» **Aim of the task**:
Put the lines of the material, from its first line through the line containing "item-title: Tűz: [54, 483, 81, 498]", inclusive, into a Markdown table with a Row column for the row number and a Line column for the line itself, leaving out any blank lines.
####################
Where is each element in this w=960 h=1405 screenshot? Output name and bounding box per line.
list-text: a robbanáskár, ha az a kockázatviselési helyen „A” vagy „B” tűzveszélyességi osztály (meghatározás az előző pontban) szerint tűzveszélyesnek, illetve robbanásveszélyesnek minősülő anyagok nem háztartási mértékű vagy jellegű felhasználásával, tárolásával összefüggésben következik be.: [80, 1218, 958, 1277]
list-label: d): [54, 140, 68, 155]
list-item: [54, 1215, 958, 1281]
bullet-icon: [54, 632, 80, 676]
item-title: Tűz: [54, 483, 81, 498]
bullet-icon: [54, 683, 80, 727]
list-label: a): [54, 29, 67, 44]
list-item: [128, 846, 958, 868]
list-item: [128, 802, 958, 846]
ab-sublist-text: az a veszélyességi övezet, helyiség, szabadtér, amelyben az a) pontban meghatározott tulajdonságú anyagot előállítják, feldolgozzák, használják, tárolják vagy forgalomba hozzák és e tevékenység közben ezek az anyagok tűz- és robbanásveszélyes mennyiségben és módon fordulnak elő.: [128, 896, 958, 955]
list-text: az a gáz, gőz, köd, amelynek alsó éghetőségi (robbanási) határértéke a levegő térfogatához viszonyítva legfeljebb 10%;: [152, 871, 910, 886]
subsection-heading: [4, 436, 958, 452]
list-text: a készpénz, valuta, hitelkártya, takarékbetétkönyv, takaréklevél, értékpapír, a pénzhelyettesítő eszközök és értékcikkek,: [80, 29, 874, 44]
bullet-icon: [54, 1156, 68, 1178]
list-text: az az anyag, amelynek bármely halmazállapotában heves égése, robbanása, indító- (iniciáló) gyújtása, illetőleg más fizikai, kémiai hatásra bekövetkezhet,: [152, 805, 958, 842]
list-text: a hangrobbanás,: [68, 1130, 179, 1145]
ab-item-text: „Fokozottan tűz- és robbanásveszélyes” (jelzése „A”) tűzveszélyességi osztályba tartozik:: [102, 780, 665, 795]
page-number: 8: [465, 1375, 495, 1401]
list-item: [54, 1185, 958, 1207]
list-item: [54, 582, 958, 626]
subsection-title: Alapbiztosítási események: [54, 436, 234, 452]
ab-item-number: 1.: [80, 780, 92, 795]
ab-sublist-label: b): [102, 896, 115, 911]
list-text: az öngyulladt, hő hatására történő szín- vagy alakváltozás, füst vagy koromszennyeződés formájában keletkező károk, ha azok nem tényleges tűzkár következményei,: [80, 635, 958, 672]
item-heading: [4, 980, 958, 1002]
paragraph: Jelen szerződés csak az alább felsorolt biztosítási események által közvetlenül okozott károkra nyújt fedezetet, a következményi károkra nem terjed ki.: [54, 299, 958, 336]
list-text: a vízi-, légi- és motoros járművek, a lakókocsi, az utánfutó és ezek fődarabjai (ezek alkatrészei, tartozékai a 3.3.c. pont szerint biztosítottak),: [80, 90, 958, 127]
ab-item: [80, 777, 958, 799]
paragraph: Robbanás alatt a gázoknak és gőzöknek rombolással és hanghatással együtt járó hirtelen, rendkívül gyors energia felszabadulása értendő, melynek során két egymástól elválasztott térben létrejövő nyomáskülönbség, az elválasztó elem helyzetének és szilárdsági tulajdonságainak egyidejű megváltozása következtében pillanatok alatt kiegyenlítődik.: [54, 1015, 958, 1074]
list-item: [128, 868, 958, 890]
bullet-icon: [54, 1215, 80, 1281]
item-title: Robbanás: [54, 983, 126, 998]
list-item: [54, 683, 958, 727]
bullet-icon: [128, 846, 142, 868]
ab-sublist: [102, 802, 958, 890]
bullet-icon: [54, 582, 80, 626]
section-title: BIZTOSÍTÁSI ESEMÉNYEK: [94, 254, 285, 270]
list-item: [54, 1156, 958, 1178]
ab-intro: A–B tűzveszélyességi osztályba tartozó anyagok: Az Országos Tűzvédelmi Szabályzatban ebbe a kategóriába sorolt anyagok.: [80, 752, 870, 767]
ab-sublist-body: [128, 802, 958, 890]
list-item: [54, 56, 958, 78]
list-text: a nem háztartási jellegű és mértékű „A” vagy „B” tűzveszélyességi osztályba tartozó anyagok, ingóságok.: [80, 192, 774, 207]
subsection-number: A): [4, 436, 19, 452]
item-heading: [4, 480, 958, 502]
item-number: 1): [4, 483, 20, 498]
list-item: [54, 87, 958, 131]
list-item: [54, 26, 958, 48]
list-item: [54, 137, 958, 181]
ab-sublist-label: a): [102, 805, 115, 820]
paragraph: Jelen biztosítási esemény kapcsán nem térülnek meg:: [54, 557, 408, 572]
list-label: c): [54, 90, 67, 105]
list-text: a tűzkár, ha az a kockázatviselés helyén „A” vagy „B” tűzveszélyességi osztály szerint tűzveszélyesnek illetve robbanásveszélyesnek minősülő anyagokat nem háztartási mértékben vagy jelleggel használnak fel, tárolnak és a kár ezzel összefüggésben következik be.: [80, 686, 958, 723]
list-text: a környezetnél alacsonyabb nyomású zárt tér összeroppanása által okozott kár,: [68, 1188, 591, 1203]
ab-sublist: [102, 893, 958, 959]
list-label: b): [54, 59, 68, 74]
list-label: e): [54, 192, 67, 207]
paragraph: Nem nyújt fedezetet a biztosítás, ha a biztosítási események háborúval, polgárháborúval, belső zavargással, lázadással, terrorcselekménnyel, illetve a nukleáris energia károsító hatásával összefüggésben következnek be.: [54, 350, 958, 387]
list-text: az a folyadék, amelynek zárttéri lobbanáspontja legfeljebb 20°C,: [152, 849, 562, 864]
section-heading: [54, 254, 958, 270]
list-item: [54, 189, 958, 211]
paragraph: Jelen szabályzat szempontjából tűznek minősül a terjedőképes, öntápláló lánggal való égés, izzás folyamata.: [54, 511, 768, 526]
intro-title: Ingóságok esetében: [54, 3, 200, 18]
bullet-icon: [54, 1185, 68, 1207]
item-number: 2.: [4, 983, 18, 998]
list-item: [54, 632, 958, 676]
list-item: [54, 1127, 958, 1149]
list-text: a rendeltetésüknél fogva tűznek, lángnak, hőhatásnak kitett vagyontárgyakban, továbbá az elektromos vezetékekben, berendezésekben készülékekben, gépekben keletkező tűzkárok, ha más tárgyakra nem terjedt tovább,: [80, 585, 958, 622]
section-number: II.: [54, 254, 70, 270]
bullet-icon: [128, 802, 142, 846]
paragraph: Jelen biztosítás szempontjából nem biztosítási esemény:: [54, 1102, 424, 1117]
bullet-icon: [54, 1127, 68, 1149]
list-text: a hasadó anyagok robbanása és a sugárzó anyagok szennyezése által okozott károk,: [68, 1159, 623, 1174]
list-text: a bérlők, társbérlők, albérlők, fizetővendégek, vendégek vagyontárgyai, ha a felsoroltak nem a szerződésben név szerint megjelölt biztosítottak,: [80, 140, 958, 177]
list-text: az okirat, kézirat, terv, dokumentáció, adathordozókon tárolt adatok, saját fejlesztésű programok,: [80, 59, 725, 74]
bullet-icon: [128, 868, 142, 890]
####################
» **Task solution**:
| Row | Line |
|---|---|
| 1 | Where is each element in this w=960 h=1405 screenshot? Output name and bounding box per line. |
| 2 | list-text: a robbanáskár, ha az a kockázatviselési helyen „A” vagy „B” tűzveszélyességi osztály (meghatározás az előző pontban) szerint tűzveszélyesnek, illetve robbanásveszélyesnek minősülő anyagok nem háztartási mértékű vagy jellegű felhasználásával, tárolásával összefüggésben következik be.: [80, 1218, 958, 1277] |
| 3 | list-label: d): [54, 140, 68, 155] |
| 4 | list-item: [54, 1215, 958, 1281] |
| 5 | bullet-icon: [54, 632, 80, 676] |
| 6 | item-title: Tűz: [54, 483, 81, 498] |